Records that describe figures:
=-=-=-=-=
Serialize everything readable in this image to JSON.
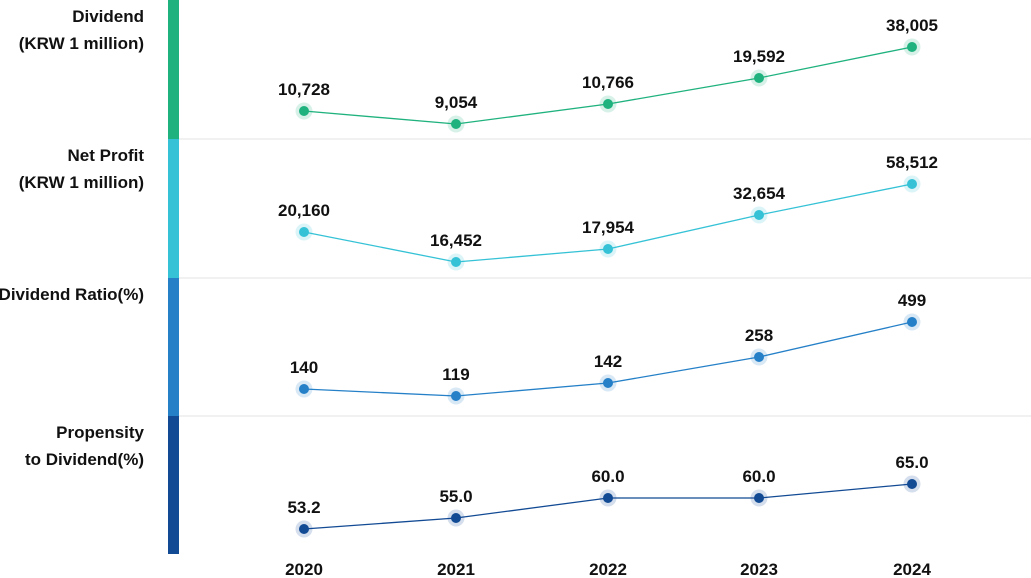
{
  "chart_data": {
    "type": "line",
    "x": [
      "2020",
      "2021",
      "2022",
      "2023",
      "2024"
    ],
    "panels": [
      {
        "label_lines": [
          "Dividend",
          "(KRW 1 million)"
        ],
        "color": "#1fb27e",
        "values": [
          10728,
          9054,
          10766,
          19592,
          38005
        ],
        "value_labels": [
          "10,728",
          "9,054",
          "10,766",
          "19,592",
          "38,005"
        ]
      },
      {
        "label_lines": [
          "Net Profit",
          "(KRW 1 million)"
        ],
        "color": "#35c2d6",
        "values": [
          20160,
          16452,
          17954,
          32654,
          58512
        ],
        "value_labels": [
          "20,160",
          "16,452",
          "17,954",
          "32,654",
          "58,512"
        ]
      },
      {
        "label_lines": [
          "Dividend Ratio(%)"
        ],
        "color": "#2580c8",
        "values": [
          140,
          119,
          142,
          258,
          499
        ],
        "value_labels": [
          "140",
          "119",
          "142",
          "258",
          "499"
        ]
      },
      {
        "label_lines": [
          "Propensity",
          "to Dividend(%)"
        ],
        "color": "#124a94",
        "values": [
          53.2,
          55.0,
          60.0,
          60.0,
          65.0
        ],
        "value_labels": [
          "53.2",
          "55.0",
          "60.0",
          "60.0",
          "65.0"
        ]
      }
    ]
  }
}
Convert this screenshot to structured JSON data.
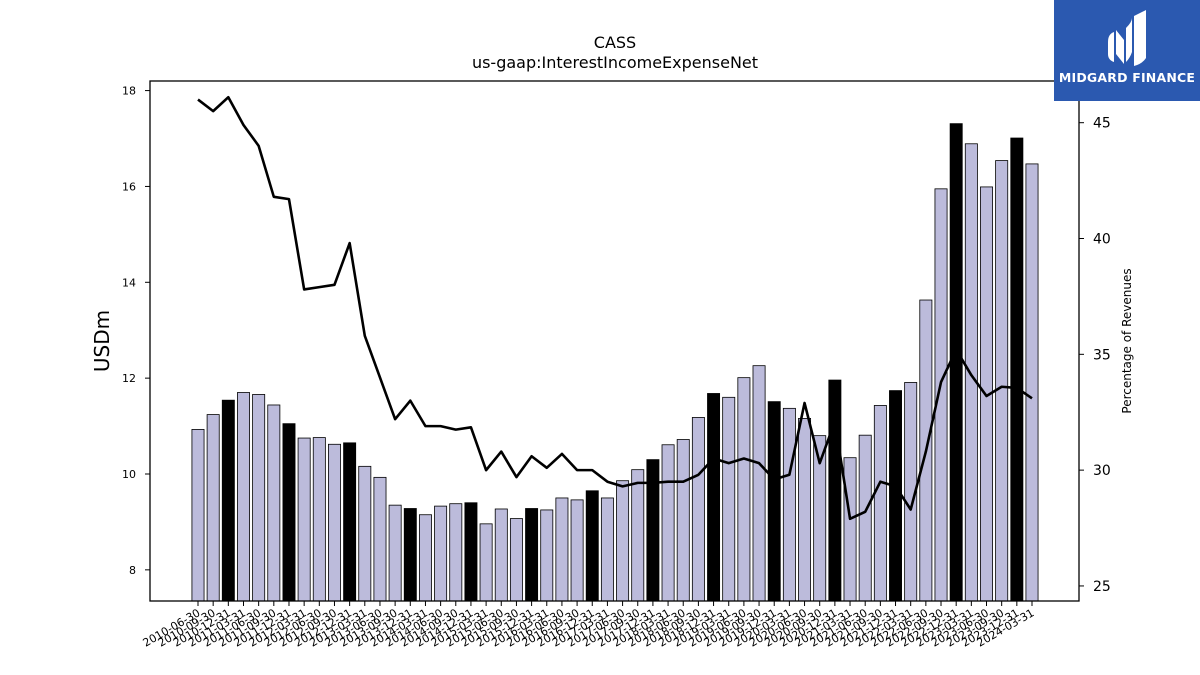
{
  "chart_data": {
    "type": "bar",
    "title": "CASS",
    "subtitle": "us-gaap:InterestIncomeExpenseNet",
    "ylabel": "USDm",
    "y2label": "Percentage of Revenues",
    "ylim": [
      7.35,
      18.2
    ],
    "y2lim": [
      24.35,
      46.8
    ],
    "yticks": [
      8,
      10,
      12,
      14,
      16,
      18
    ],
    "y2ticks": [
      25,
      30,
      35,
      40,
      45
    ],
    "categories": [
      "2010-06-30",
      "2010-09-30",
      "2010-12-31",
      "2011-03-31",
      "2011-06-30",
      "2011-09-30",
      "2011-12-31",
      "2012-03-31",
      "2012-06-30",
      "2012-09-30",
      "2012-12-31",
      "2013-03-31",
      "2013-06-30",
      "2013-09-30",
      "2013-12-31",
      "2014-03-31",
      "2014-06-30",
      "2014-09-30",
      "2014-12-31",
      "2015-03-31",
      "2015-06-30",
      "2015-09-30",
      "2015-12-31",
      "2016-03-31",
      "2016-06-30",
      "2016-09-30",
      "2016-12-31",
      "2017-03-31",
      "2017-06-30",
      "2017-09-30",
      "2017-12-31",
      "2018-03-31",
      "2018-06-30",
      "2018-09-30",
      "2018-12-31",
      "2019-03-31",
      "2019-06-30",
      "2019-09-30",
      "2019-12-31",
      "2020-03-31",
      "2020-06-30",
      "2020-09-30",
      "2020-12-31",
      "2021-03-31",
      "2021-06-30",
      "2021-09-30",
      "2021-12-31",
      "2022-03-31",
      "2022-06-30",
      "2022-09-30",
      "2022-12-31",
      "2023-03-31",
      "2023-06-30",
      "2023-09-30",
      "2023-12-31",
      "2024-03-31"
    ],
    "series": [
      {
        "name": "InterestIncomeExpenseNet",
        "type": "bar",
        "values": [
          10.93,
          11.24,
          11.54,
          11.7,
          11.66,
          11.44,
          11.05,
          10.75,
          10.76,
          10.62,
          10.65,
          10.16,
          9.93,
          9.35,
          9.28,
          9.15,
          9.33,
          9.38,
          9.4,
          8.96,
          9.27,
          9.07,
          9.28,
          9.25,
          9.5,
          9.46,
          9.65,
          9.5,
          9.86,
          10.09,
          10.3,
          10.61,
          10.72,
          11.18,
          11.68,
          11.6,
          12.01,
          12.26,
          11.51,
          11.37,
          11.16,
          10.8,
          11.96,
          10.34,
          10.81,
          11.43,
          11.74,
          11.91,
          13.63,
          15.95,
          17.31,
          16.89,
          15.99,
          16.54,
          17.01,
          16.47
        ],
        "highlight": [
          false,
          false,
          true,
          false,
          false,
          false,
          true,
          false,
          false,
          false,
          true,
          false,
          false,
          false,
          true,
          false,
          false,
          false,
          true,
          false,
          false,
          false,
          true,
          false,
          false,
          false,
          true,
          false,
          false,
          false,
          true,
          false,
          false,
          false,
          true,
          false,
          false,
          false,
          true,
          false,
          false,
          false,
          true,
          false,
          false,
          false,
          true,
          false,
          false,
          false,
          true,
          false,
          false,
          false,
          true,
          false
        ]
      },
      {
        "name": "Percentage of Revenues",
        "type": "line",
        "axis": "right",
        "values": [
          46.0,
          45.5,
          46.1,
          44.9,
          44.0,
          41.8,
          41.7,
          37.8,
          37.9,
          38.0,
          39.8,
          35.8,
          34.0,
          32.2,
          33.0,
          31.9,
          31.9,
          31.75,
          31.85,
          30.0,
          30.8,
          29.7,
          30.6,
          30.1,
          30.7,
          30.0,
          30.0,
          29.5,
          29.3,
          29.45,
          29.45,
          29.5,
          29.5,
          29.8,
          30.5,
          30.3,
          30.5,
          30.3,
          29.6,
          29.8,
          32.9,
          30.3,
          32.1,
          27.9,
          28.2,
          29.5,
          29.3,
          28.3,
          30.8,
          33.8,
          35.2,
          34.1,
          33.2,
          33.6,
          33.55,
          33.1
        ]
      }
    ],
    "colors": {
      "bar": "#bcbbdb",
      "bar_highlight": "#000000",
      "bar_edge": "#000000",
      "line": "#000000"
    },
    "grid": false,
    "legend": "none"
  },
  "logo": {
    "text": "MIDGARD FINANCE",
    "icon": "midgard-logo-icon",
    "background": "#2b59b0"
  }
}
=-=-=-=-=
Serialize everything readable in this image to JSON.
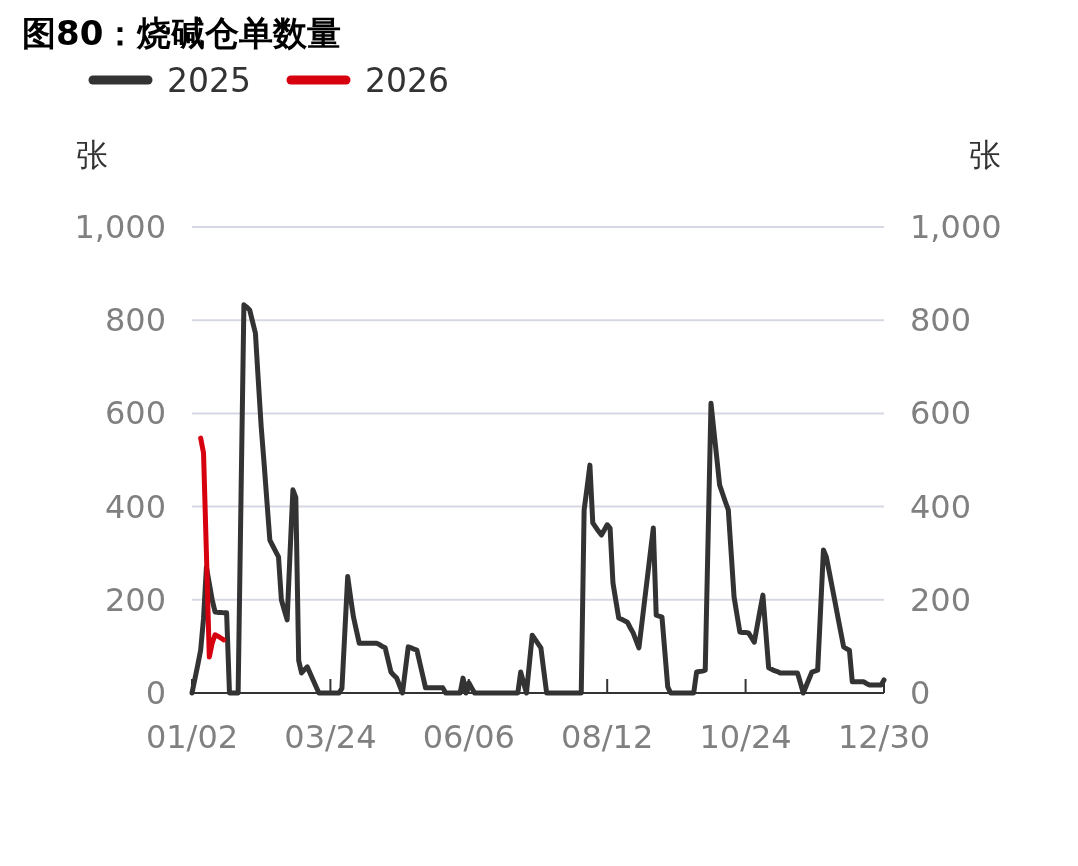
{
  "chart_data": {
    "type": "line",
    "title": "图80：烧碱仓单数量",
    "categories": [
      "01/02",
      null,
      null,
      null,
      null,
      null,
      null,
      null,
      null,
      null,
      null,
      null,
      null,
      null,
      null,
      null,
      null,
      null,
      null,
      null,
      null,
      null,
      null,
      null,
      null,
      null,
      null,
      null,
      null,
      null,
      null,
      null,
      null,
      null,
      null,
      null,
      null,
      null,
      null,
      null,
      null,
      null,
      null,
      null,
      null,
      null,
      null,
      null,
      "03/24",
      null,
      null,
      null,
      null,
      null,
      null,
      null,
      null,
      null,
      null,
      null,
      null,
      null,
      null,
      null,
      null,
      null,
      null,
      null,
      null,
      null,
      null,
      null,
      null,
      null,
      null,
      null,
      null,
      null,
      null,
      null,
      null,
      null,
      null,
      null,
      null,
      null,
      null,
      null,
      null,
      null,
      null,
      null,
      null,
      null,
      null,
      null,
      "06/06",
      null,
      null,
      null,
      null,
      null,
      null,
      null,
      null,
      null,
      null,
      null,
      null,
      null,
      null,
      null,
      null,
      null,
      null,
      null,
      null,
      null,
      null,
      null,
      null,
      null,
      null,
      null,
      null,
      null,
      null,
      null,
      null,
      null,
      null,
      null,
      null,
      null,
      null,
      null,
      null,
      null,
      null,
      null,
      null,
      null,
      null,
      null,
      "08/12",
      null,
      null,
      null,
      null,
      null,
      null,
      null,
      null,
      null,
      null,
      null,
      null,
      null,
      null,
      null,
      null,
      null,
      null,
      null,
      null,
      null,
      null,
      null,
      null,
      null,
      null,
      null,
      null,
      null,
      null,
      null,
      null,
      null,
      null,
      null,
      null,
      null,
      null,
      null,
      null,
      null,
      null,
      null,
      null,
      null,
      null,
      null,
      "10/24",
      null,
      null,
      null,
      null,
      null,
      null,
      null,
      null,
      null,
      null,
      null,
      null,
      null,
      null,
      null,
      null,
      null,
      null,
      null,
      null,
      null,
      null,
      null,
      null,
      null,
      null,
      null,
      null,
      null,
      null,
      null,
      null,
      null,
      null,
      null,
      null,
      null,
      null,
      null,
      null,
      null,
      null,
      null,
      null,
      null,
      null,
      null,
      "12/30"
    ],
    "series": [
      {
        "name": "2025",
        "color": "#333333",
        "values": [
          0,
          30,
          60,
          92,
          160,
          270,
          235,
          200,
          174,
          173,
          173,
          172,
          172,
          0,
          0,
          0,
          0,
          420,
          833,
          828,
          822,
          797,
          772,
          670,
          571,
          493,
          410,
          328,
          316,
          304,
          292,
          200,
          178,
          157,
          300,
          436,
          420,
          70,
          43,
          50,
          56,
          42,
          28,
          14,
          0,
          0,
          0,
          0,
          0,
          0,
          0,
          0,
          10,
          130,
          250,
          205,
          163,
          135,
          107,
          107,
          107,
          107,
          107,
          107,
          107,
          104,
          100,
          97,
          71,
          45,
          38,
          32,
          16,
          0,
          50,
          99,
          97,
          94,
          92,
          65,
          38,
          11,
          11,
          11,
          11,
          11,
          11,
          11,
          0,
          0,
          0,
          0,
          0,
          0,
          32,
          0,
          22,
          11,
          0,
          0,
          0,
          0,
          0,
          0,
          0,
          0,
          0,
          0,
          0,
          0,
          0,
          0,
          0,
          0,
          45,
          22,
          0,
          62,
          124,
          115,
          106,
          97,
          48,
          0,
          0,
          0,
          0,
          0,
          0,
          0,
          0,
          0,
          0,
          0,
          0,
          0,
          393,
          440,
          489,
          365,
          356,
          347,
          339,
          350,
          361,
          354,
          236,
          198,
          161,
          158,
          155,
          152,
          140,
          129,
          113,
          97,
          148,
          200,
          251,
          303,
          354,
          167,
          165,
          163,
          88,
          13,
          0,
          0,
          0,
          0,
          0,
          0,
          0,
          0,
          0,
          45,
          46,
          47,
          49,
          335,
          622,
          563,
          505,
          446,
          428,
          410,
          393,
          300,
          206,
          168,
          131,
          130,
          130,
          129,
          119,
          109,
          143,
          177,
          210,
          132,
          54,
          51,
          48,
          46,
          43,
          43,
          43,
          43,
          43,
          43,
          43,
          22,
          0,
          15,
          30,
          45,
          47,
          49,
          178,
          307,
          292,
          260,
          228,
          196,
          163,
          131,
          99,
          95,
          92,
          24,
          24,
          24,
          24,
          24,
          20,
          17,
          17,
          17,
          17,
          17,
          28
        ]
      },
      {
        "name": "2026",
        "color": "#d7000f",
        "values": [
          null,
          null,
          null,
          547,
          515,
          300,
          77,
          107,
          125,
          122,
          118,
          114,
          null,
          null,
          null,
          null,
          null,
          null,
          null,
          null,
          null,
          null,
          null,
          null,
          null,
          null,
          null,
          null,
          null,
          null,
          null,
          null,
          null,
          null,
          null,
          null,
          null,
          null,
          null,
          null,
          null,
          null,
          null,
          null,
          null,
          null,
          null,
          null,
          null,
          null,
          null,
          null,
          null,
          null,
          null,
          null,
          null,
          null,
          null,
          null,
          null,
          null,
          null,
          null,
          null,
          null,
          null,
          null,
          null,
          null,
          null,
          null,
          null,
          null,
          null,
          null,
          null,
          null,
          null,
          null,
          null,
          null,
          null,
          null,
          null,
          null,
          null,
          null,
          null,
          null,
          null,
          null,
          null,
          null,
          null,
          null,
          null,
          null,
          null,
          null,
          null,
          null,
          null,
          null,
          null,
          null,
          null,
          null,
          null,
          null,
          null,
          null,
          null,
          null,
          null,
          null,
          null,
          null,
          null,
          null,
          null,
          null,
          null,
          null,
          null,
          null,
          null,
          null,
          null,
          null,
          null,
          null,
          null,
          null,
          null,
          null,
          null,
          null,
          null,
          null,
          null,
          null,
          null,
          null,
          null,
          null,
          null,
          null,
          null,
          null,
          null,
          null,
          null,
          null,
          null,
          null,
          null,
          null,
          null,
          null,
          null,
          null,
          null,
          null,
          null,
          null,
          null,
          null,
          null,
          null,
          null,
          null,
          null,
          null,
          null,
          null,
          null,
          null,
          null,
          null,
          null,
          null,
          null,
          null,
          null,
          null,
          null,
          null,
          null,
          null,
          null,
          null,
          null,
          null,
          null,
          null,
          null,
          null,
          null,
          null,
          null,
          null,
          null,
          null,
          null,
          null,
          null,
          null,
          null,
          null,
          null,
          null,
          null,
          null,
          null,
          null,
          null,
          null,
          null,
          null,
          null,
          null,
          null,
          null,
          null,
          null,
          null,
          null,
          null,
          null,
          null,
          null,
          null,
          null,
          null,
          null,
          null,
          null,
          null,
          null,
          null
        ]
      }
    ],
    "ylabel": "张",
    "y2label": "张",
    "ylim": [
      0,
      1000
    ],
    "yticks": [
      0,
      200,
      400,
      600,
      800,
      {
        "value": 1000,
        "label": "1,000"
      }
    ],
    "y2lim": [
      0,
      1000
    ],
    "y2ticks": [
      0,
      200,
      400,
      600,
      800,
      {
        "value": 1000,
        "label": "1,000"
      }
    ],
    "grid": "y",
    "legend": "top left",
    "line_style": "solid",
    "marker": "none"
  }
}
=-=-=-=-=
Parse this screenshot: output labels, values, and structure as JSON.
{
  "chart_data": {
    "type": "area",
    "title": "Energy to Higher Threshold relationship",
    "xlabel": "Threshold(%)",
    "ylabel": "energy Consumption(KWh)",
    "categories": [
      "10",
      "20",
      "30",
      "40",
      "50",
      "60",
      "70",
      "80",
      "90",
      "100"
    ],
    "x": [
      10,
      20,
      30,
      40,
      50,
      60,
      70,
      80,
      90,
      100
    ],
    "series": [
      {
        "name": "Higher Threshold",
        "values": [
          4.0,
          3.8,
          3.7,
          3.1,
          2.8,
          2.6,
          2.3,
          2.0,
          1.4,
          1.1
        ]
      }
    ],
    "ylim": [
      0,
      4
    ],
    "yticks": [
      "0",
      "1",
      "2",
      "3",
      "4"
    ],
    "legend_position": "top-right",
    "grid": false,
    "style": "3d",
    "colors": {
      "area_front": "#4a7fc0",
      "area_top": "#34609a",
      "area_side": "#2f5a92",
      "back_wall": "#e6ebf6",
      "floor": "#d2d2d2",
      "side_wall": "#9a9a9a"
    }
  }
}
=-=-=-=-=
→ EXERCISE REQUIREMENTS:
Work out how many lines of the listing above include the word "Higher". Reply with nothing but the count.

→ SOLVED PROBLEM:
2